> **Written request**: Reproduce the records between the line holding "noise-speckle (619, 234, 627, 242)" and the line holding "noise-speckle (67, 134, 72, 139)", inclusive.

[Coordinate annotation records]
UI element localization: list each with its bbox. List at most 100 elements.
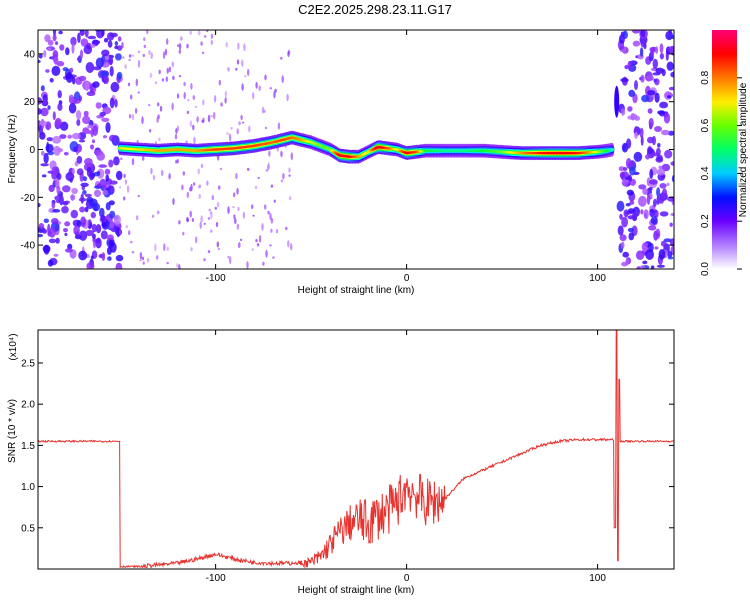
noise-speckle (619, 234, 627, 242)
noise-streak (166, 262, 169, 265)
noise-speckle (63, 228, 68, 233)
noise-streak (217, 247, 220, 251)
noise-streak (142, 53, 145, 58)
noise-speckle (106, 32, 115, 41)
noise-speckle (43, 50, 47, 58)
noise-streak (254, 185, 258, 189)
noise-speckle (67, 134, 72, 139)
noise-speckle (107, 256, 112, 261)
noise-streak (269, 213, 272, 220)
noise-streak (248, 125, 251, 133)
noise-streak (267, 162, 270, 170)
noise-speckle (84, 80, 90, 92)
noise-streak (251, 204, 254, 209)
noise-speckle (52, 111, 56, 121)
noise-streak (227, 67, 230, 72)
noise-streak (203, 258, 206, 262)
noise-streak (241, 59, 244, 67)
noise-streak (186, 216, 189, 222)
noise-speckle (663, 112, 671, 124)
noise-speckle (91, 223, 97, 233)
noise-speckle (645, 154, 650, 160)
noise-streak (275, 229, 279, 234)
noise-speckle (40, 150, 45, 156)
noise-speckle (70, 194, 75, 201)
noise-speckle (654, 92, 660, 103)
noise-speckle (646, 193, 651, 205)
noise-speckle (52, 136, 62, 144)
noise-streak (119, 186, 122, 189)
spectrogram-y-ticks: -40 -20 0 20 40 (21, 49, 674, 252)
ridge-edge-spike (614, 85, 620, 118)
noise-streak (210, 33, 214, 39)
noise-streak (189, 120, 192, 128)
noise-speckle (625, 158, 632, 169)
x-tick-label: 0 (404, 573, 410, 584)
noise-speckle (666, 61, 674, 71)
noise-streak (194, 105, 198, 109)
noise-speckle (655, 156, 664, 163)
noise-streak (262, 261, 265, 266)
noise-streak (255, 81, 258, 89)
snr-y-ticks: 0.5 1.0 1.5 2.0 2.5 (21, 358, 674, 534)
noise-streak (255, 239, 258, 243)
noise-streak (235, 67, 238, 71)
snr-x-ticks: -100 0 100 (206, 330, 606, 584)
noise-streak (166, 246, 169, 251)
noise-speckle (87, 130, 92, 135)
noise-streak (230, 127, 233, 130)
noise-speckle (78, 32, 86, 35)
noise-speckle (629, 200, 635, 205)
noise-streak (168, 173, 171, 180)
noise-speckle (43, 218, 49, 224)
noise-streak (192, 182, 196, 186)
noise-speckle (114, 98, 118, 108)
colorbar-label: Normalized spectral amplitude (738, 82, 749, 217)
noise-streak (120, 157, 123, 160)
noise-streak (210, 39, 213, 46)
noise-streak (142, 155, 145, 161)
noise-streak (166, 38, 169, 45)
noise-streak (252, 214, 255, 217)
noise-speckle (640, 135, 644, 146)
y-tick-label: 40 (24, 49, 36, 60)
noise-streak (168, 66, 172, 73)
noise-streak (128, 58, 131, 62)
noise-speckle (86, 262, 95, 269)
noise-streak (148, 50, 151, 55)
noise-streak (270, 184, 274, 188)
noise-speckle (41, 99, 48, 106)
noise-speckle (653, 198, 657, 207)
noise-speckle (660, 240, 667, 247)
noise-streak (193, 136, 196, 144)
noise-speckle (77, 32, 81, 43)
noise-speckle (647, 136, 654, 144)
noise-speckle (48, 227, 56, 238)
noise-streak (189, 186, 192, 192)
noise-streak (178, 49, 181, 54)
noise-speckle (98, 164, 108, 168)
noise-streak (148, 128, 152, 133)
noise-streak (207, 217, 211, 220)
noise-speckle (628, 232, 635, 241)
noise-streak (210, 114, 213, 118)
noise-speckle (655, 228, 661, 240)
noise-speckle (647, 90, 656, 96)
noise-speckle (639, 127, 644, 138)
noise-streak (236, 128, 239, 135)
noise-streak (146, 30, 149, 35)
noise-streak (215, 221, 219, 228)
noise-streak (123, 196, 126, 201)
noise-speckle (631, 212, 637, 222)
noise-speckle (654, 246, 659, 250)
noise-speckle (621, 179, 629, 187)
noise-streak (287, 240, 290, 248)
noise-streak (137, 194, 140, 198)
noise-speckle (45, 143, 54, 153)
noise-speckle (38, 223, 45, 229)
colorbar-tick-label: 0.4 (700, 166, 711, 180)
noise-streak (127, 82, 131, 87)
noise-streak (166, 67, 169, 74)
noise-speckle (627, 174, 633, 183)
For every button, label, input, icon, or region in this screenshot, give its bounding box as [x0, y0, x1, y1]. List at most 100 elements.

* * *

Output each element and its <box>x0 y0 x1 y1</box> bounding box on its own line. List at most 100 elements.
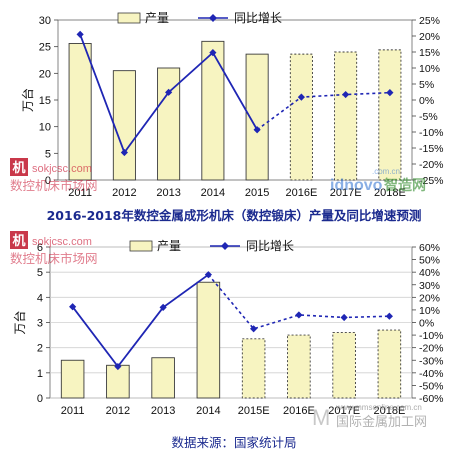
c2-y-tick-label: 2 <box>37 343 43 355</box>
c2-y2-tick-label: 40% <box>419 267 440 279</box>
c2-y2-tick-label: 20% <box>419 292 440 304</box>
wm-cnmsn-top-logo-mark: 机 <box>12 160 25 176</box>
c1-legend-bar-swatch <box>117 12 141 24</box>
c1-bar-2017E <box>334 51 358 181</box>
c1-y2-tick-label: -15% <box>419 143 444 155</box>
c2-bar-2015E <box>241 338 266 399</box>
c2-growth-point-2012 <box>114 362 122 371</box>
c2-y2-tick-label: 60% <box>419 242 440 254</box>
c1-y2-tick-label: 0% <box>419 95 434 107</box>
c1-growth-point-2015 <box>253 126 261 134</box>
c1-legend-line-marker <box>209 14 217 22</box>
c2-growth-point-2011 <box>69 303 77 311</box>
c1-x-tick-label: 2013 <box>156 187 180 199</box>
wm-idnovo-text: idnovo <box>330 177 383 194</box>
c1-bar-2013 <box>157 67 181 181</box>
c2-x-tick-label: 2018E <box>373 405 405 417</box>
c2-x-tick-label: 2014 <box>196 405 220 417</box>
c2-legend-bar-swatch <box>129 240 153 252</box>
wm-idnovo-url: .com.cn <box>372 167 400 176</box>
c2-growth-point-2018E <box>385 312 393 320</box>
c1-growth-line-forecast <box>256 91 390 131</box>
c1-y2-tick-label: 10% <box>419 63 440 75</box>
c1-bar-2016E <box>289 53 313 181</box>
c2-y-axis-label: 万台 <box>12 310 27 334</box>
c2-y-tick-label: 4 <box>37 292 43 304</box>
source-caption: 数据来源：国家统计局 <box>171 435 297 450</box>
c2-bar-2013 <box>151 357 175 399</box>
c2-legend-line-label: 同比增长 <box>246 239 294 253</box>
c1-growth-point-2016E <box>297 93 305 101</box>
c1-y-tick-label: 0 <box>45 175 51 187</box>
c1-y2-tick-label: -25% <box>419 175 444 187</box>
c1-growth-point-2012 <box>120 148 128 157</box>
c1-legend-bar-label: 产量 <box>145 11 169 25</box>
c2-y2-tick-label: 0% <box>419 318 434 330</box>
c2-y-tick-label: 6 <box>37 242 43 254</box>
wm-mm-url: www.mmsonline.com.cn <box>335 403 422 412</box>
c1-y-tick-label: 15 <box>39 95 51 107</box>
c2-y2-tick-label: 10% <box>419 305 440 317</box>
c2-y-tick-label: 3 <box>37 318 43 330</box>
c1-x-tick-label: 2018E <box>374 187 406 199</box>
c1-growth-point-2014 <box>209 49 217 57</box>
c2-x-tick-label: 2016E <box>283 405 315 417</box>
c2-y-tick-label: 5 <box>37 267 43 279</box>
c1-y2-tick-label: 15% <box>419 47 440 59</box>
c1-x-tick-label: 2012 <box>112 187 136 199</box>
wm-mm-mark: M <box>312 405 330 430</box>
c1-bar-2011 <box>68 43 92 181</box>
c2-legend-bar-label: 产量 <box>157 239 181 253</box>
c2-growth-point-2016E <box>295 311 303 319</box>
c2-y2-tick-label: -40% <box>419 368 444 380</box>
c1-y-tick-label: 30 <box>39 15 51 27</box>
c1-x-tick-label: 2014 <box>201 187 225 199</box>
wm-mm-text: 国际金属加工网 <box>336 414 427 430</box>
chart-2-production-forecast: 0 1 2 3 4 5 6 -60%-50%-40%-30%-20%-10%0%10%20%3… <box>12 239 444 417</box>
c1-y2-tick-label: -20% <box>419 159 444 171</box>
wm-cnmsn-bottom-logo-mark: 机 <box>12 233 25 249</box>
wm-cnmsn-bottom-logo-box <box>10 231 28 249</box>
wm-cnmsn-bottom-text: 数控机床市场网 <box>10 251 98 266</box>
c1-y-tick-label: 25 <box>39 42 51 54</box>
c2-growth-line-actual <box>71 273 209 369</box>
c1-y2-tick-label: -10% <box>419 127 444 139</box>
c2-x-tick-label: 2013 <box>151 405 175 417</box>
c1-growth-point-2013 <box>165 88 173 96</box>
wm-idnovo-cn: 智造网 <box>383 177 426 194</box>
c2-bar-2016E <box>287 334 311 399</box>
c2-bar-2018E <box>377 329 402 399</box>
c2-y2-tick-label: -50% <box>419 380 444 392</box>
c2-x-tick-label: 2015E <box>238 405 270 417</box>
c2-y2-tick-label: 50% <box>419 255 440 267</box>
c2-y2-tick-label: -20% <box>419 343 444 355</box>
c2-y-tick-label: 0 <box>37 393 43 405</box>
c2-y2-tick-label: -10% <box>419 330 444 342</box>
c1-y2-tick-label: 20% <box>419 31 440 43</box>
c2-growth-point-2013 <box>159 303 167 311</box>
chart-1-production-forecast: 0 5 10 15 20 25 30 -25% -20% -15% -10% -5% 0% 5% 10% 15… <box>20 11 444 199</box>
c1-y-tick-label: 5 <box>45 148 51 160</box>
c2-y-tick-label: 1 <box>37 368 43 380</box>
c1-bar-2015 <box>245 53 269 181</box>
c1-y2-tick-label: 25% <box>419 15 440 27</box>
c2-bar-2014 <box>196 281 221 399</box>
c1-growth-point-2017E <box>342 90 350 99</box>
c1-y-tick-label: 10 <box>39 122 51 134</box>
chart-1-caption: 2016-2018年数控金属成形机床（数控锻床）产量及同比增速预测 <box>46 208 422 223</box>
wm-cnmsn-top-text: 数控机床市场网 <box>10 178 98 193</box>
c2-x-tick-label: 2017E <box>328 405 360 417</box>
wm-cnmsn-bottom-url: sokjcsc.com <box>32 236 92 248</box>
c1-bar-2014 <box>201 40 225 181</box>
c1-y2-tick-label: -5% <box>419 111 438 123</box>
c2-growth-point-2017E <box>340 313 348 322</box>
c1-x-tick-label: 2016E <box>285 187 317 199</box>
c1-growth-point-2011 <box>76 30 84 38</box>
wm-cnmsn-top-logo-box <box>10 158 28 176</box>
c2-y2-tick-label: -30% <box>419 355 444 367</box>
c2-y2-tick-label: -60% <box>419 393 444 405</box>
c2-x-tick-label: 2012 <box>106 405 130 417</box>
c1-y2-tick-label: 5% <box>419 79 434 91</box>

> **Finished task**:
noise-speckle (619, 234, 627, 242)
noise-streak (166, 262, 169, 265)
noise-speckle (63, 228, 68, 233)
noise-streak (217, 247, 220, 251)
noise-streak (142, 53, 145, 58)
noise-speckle (106, 32, 115, 41)
noise-speckle (43, 50, 47, 58)
noise-streak (254, 185, 258, 189)
noise-speckle (67, 134, 72, 139)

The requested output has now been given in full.